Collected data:
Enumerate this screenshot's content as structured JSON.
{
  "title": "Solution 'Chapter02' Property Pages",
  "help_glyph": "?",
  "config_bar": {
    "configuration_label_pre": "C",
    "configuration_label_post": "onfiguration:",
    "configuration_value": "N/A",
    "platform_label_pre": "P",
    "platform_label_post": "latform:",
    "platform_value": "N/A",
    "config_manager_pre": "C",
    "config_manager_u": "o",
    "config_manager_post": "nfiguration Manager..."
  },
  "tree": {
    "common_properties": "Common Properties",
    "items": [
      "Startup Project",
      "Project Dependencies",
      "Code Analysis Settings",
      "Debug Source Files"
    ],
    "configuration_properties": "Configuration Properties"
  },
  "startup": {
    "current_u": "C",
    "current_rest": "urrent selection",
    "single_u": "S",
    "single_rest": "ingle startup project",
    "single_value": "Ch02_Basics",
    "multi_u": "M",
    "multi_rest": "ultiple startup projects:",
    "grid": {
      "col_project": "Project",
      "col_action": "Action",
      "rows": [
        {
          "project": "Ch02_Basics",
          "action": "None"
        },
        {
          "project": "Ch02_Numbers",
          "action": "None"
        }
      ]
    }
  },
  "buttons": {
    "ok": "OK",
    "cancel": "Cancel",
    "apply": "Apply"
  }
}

---

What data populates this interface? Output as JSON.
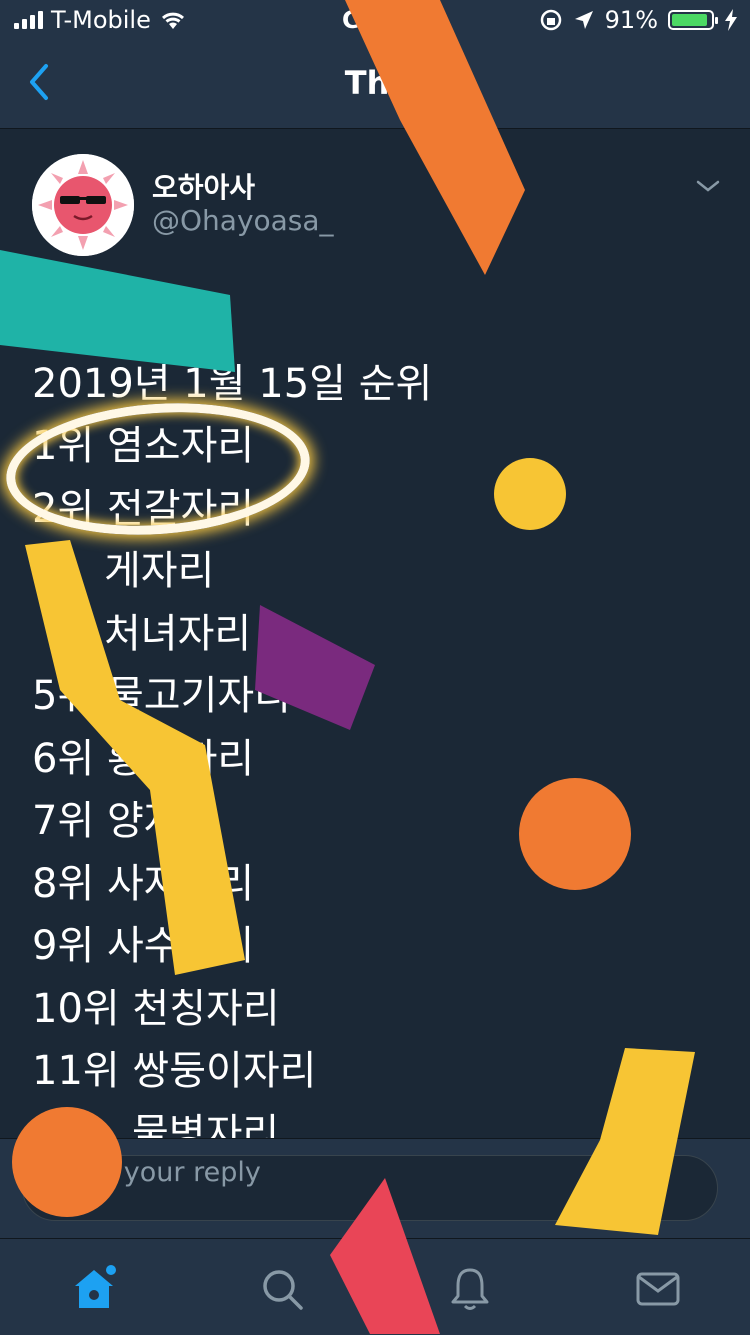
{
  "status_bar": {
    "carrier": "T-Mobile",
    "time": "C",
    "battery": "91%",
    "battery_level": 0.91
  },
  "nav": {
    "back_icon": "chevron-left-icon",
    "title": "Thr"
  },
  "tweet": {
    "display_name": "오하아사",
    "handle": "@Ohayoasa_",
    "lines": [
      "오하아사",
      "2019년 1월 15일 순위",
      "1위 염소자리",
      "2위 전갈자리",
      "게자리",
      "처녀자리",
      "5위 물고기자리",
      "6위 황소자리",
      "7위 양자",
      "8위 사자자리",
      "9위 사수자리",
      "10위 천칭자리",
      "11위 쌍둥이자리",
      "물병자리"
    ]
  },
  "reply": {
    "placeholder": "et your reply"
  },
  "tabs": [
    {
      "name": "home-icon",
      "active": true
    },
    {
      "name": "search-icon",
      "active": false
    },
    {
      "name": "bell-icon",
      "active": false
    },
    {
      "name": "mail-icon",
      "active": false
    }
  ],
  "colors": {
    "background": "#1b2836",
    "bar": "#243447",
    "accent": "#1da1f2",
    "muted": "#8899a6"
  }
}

(What the task asks): Gather every line from the listing above in which "title" appears, and copy those lines.

(Response to the exercise):
  "title": "Solution 'Chapter02' Property Pages",
    "title": "Thr"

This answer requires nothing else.